**THE TASK:** Exactly reproduce the entries, dropping any pictures from your copy.

**MATERIALS PROVIDED:**

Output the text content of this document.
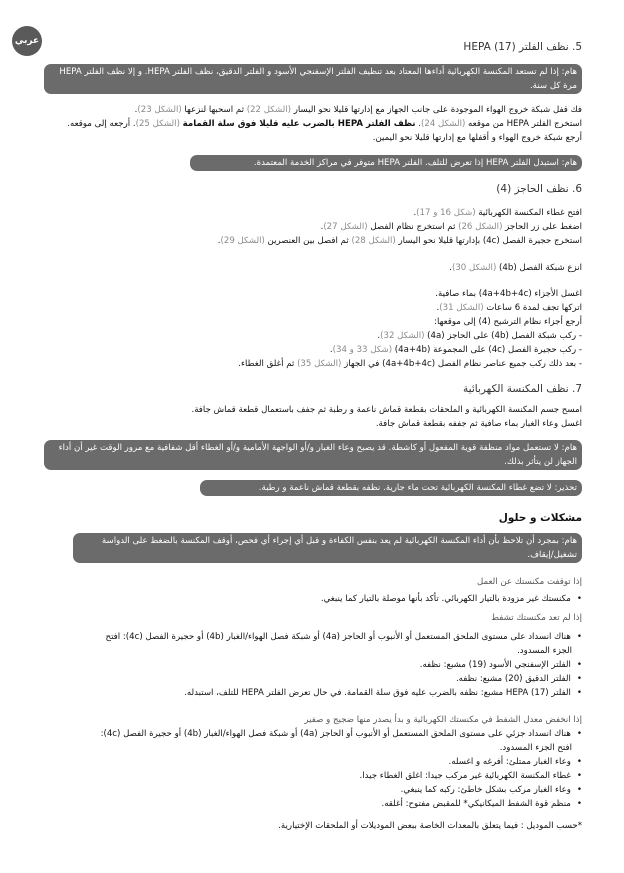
عربي	5. نظف الفلتر HEPA (17)
هام: إذا لم تستعد المكنسة الكهربائية أداءها المعتاد بعد تنظيف الفلتر الإسفنجي الأسود و الفلتر الدقيق، نظف الفلتر HEPA. و إلا نظف الفلتر HEPA مرة كل سنة.
فك قفل شبكة خروج الهواء الموجودة على جانب الجهاز مع إدارتها قليلا نحو اليسار (الشكل 22) ثم اسحبها لنزعها (الشكل 23).
استخرج الفلتر HEPA من موقعه (الشكل 24). نظف الفلتر HEPA بالضرب عليه قليلا فوق سلة القمامة (الشكل 25). أرجعه إلى موقعه.
أرجع شبكة خروج الهواء و أقفلها مع إدارتها قليلا نحو اليمين.
هام: استبدل الفلتر HEPA إذا تعرض للتلف. الفلتر HEPA متوفر في مراكز الخدمة المعتمدة.
6. نظف الحاجز (4)
افتح غطاء المكنسة الكهربائية (شكل 16 و 17).
اضغط على زر الحاجز (الشكل 26) ثم استخرج نظام الفصل (الشكل 27).
استخرج حجيرة الفصل (4c) بإدارتها قليلا نحو اليسار (الشكل 28) ثم افصل بين العنصرين (الشكل 29).
انزع شبكة الفصل (4b) (الشكل 30).
اغسل الأجزاء (4a+4b+4c) بماء صافية.
اتركها تجف لمدة 6 ساعات (الشكل 31).
أرجع أجزاء نظام الترشيح (4) إلى موقعها:
- ركب شبكة الفصل (4b) على الحاجز (4a) (الشكل 32).
- ركب حجيرة الفصل (4c) على المجموعة (4a+4b) (شكل 33 و 34).
- بعد ذلك ركب جميع عناصر نظام الفصل (4a+4b+4c) في الجهاز (الشكل 35) ثم أغلق الغطاء.
7. نظف المكنسة الكهربائية
امسح جسم المكنسة الكهربائية و الملحقات بقطعة قماش ناعمة و رطبة ثم جفف باستعمال قطعة قماش جافة.
اغسل وعاء الغبار بماء صافية ثم جففه بقطعة قماش جافة.
هام: لا تستعمل مواد منظفة قوية المفعول أو كاشطة. قد يصبح وعاء الغبار و/أو الواجهة الأمامية و/أو الغطاء أقل شفافية مع مرور الوقت غير أن أداء الجهاز لن يتأثر بذلك.
تحذير: لا تضع غطاء المكنسة الكهربائية تحت ماء جارية. نظفه بقطعة قماش ناعمة و رطبة.
مشكلات و حلول
هام: بمجرد أن تلاحظ بأن أداء المكنسة الكهربائية لم يعد بنفس الكفاءة و قبل أي إجراء أي فحص، أوقف المكنسة بالضغط على الدواسة تشغيل/إيقاف.
إذا توقفت مكنستك عن العمل
• مكنستك غير مزودة بالتيار الكهربائي. تأكد بأنها موصلة بالتيار كما ينبغي.
إذا لم تعد مكنستك تشفط
• هناك انسداد على مستوى الملحق المستعمل أو الأنبوب أو الحاجز (4a) أو شبكة فصل الهواء/الغبار (4b) أو حجيرة الفصل (4c): افتح الجزء المسدود.
• الفلتر الإسفنجي الأسود (19) مشبع: نظفه.
• الفلتر الدقيق (20) مشبع: نظفه.
• الفلتر HEPA (17) مشبع: نظفه بالضرب عليه فوق سلة القمامة. في حال تعرض الفلتر HEPA للتلف، استبدله.
إذا انخفض معدل الشفط في مكنستك الكهربائية و بدأ يصدر منها ضجيج و صفير
• هناك انسداد جزئي على مستوى الملحق المستعمل أو الأنبوب أو الحاجز (4a) أو شبكة فصل الهواء/الغبار (4b) أو حجيرة الفصل (4c): افتح الجزء المسدود.
• وعاء الغبار ممتلئ: أفرغه و اغسله.
• غطاء المكنسة الكهربائية غير مركب جيدا: اغلق الغطاء جيدا.
• وعاء الغبار مركب بشكل خاطئ: ركبه كما ينبغي.
• منظم قوة الشفط الميكانيكي* للمقبض مفتوح: أغلقه.
*حسب الموديل : فيما يتعلق بالمعدات الخاصة ببعض الموديلات أو الملحقات الإختيارية.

**FINAL ANSWER:**
Output the text content of this document.
عربي	5. نظف الفلتر HEPA (17)
هام: إذا لم تستعد المكنسة الكهربائية أداءها المعتاد بعد تنظيف الفلتر الإسفنجي الأسود و الفلتر الدقيق، نظف الفلتر HEPA. و إلا نظف الفلتر HEPA مرة كل سنة.
فك قفل شبكة خروج الهواء الموجودة على جانب الجهاز مع إدارتها قليلا نحو اليسار (الشكل 22) ثم اسحبها لنزعها (الشكل 23).
استخرج الفلتر HEPA من موقعه (الشكل 24). نظف الفلتر HEPA بالضرب عليه قليلا فوق سلة القمامة (الشكل 25). أرجعه إلى موقعه.
أرجع شبكة خروج الهواء و أقفلها مع إدارتها قليلا نحو اليمين.
هام: استبدل الفلتر HEPA إذا تعرض للتلف. الفلتر HEPA متوفر في مراكز الخدمة المعتمدة.
6. نظف الحاجز (4)
افتح غطاء المكنسة الكهربائية (شكل 16 و 17).
اضغط على زر الحاجز (الشكل 26) ثم استخرج نظام الفصل (الشكل 27).
استخرج حجيرة الفصل (4c) بإدارتها قليلا نحو اليسار (الشكل 28) ثم افصل بين العنصرين (الشكل 29).
انزع شبكة الفصل (4b) (الشكل 30).
اغسل الأجزاء (4a+4b+4c) بماء صافية.
اتركها تجف لمدة 6 ساعات (الشكل 31).
أرجع أجزاء نظام الترشيح (4) إلى موقعها:
- ركب شبكة الفصل (4b) على الحاجز (4a) (الشكل 32).
- ركب حجيرة الفصل (4c) على المجموعة (4a+4b) (شكل 33 و 34).
- بعد ذلك ركب جميع عناصر نظام الفصل (4a+4b+4c) في الجهاز (الشكل 35) ثم أغلق الغطاء.
7. نظف المكنسة الكهربائية
امسح جسم المكنسة الكهربائية و الملحقات بقطعة قماش ناعمة و رطبة ثم جفف باستعمال قطعة قماش جافة.
اغسل وعاء الغبار بماء صافية ثم جففه بقطعة قماش جافة.
هام: لا تستعمل مواد منظفة قوية المفعول أو كاشطة. قد يصبح وعاء الغبار و/أو الواجهة الأمامية و/أو الغطاء أقل شفافية مع مرور الوقت غير أن أداء الجهاز لن يتأثر بذلك.
تحذير: لا تضع غطاء المكنسة الكهربائية تحت ماء جارية. نظفه بقطعة قماش ناعمة و رطبة.
مشكلات و حلول
هام: بمجرد أن تلاحظ بأن أداء المكنسة الكهربائية لم يعد بنفس الكفاءة و قبل أي إجراء أي فحص، أوقف المكنسة بالضغط على الدواسة تشغيل/إيقاف.
إذا توقفت مكنستك عن العمل
• مكنستك غير مزودة بالتيار الكهربائي. تأكد بأنها موصلة بالتيار كما ينبغي.
إذا لم تعد مكنستك تشفط
• هناك انسداد على مستوى الملحق المستعمل أو الأنبوب أو الحاجز (4a) أو شبكة فصل الهواء/الغبار (4b) أو حجيرة الفصل (4c): افتح الجزء المسدود.
• الفلتر الإسفنجي الأسود (19) مشبع: نظفه.
• الفلتر الدقيق (20) مشبع: نظفه.
• الفلتر HEPA (17) مشبع: نظفه بالضرب عليه فوق سلة القمامة. في حال تعرض الفلتر HEPA للتلف، استبدله.
إذا انخفض معدل الشفط في مكنستك الكهربائية و بدأ يصدر منها ضجيج و صفير
• هناك انسداد جزئي على مستوى الملحق المستعمل أو الأنبوب أو الحاجز (4a) أو شبكة فصل الهواء/الغبار (4b) أو حجيرة الفصل (4c): افتح الجزء المسدود.
• وعاء الغبار ممتلئ: أفرغه و اغسله.
• غطاء المكنسة الكهربائية غير مركب جيدا: اغلق الغطاء جيدا.
• وعاء الغبار مركب بشكل خاطئ: ركبه كما ينبغي.
• منظم قوة الشفط الميكانيكي* للمقبض مفتوح: أغلقه.
*حسب الموديل : فيما يتعلق بالمعدات الخاصة ببعض الموديلات أو الملحقات الإختيارية.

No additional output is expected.